- [WORK INSTRUCTIONS]:
Exactly retype the lines below from the one containing "Decode this image" through the end of the listing. Leave pictures out.

- [SUPPLIED INFORMATION]:
::::::::::

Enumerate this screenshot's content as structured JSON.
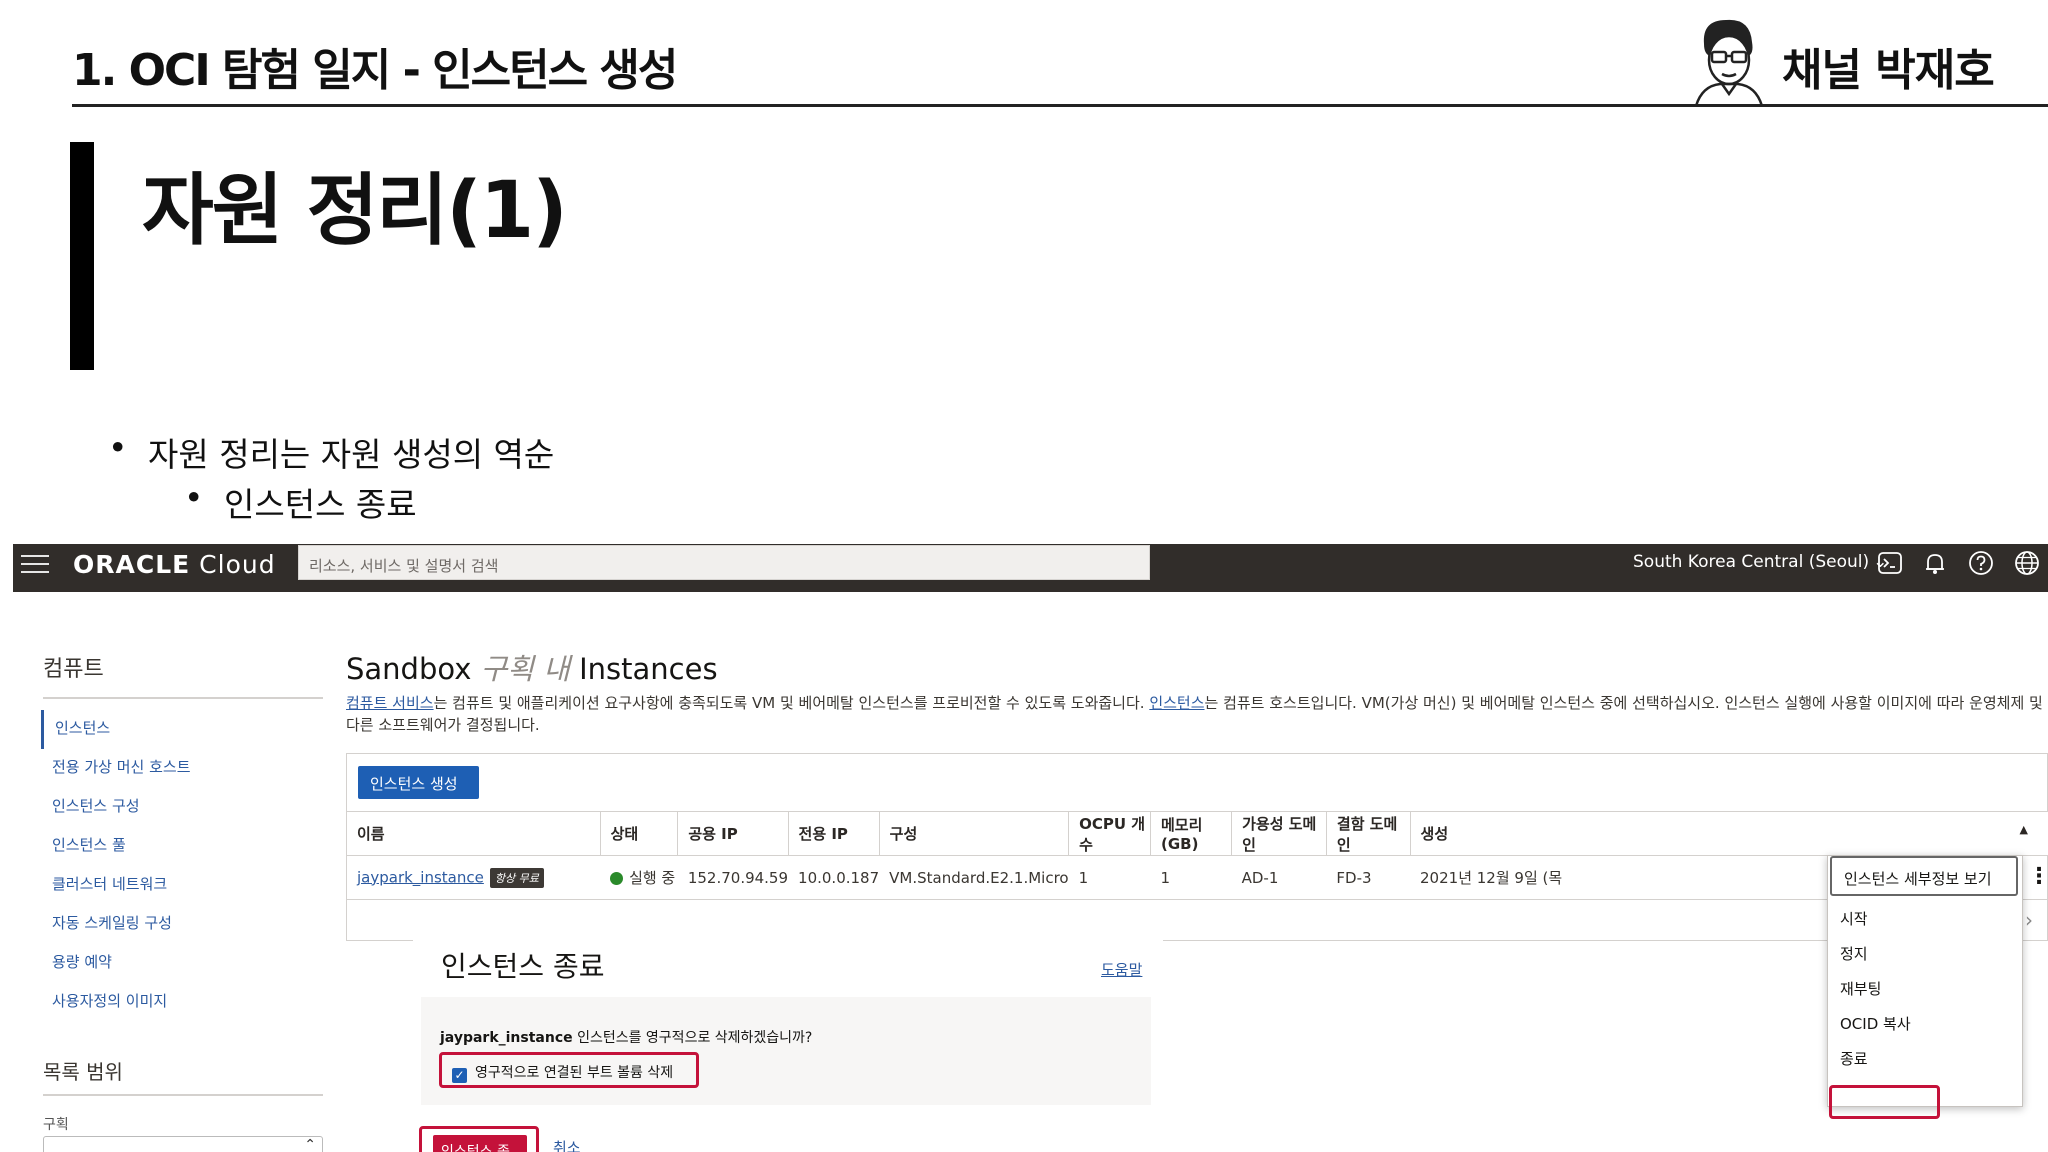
{
  "slide": {
    "header_title": "1. OCI 탐험 일지 - 인스턴스 생성",
    "brand_name": "채널 박재호",
    "section_title": "자원 정리(1)",
    "bullets": [
      "자원 정리는 자원 생성의 역순",
      "인스턴스 종료"
    ],
    "bullet_mark": "•"
  },
  "console": {
    "logo_brand": "ORACLE",
    "logo_product": "Cloud",
    "search_placeholder": "리소스, 서비스 및 설명서 검색",
    "region": "South Korea Central (Seoul)",
    "sidebar": {
      "heading": "컴퓨트",
      "items": [
        "인스턴스",
        "전용 가상 머신 호스트",
        "인스턴스 구성",
        "인스턴스 풀",
        "클러스터 네트워크",
        "자동 스케일링 구성",
        "용량 예약",
        "사용자정의 이미지"
      ],
      "scope_heading": "목록 범위",
      "compartment_label": "구획"
    },
    "page": {
      "title_prefix": "Sandbox",
      "title_italic": "구획 내",
      "title_suffix": "Instances",
      "desc_link1": "컴퓨트 서비스",
      "desc_text1": "는 컴퓨트 및 애플리케이션 요구사항에 충족되도록 VM 및 베어메탈 인스턴스를 프로비전할 수 있도록 도와줍니다. ",
      "desc_link2": "인스턴스",
      "desc_text2": "는 컴퓨트 호스트입니다. VM(가상 머신) 및 베어메탈 인스턴스 중에 선택하십시오. 인스턴스 실행에 사용할 이미지에 따라 운영체제 및 다른 소프트웨어가 결정됩니다.",
      "create_button": "인스턴스 생성"
    },
    "table": {
      "headers": [
        "이름",
        "상태",
        "공용 IP",
        "전용 IP",
        "구성",
        "OCPU 개수",
        "메모리(GB)",
        "가용성 도메인",
        "결함 도메인",
        "생성"
      ],
      "row": {
        "name": "jaypark_instance",
        "badge": "항상 무료",
        "status": "실행 중",
        "public_ip": "152.70.94.59",
        "private_ip": "10.0.0.187",
        "shape": "VM.Standard.E2.1.Micro",
        "ocpu": "1",
        "memory": "1",
        "ad": "AD-1",
        "fd": "FD-3",
        "created": "2021년 12월 9일 (목"
      },
      "status_color": "#2a8a2a"
    },
    "action_menu": [
      "인스턴스 세부정보 보기",
      "시작",
      "정지",
      "재부팅",
      "OCID 복사",
      "종료"
    ],
    "dialog": {
      "title": "인스턴스 종료",
      "help": "도움말",
      "question_name": "jaypark_instance",
      "question_text": " 인스턴스를 영구적으로 삭제하겠습니까?",
      "checkbox_label": "영구적으로 연결된 부트 볼륨 삭제",
      "checkbox_checked": true,
      "terminate_button": "인스턴스 종료",
      "cancel": "취소"
    },
    "colors": {
      "topbar": "#312d2a",
      "primary_button": "#1e5fb4",
      "danger": "#c4123a",
      "link": "#2c5aa0"
    }
  }
}
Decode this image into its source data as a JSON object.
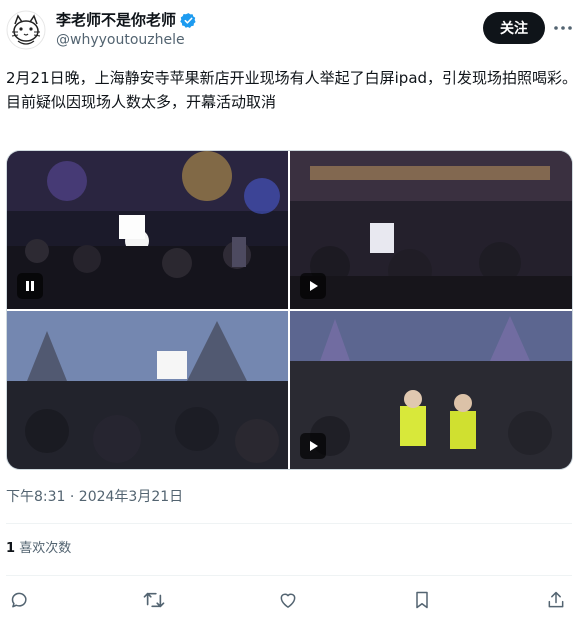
{
  "user": {
    "display_name": "李老师不是你老师",
    "handle": "@whyyoutouzhele",
    "verified": true,
    "avatar_icon": "cat-doodle-avatar"
  },
  "header": {
    "follow_label": "关注",
    "more_icon": "more-dots-icon"
  },
  "tweet": {
    "text": "2月21日晚，上海静安寺苹果新店开业现场有人举起了白屏ipad，引发现场拍照喝彩。\n目前疑似因现场人数太多，开幕活动取消"
  },
  "media": [
    {
      "kind": "video",
      "state": "playing",
      "control_icon": "pause-icon"
    },
    {
      "kind": "video",
      "state": "paused",
      "control_icon": "play-icon"
    },
    {
      "kind": "image"
    },
    {
      "kind": "video",
      "state": "paused",
      "control_icon": "play-icon"
    }
  ],
  "meta": {
    "timestamp": "下午8:31 · 2024年3月21日"
  },
  "stats": {
    "likes_count": "1",
    "likes_label": "喜欢次数"
  },
  "actions": [
    {
      "icon": "reply-icon"
    },
    {
      "icon": "retweet-icon"
    },
    {
      "icon": "like-icon"
    },
    {
      "icon": "bookmark-icon"
    },
    {
      "icon": "share-icon"
    }
  ],
  "colors": {
    "text_primary": "#0f1419",
    "text_secondary": "#536471",
    "verified_blue": "#1d9bf0",
    "divider": "#eff3f4"
  }
}
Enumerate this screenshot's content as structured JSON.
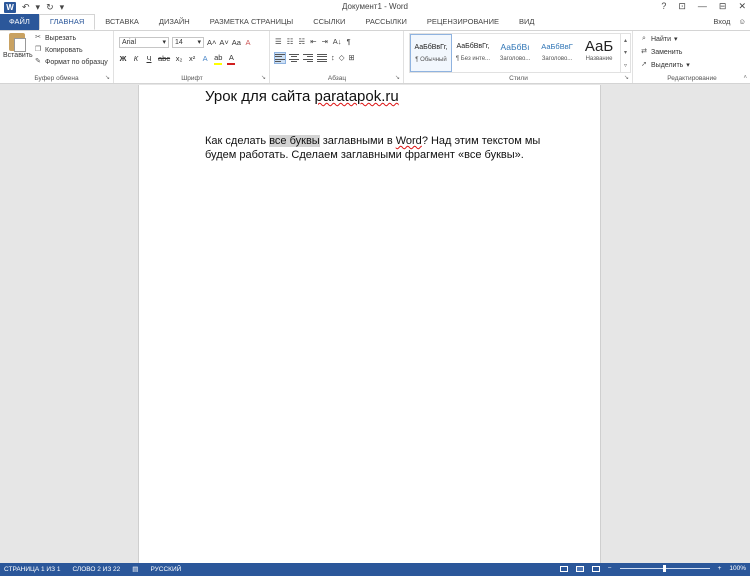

::::::::::

- [TASK RESPONSE]:
Decode this image into its source data as a JSON object.
{
  "user": {
    "display_name": "李老师不是你老师",
    "handle": "@whyyoutouzhele",
    "verified": true,
    "avatar_icon": "cat-doodle-avatar"
  },
  "header": {
    "follow_label": "关注",
    "more_icon": "more-dots-icon"
  },
  "tweet": {
    "text": "2月21日晚，上海静安寺苹果新店开业现场有人举起了白屏ipad，引发现场拍照喝彩。\n目前疑似因现场人数太多，开幕活动取消"
  },
  "media": [
    {
      "kind": "video",
      "state": "playing",
      "control_icon": "pause-icon"
    },
    {
      "kind": "video",
      "state": "paused",
      "control_icon": "play-icon"
    },
    {
      "kind": "image"
    },
    {
      "kind": "video",
      "state": "paused",
      "control_icon": "play-icon"
    }
  ],
  "meta": {
    "timestamp": "下午8:31 · 2024年3月21日"
  },
  "stats": {
    "likes_count": "1",
    "likes_label": "喜欢次数"
  },
  "actions": [
    {
      "icon": "reply-icon"
    },
    {
      "icon": "retweet-icon"
    },
    {
      "icon": "like-icon"
    },
    {
      "icon": "bookmark-icon"
    },
    {
      "icon": "share-icon"
    }
  ],
  "colors": {
    "text_primary": "#0f1419",
    "text_secondary": "#536471",
    "verified_blue": "#1d9bf0",
    "divider": "#eff3f4"
  }
}
Enumerate this screenshot's content as structured JSON.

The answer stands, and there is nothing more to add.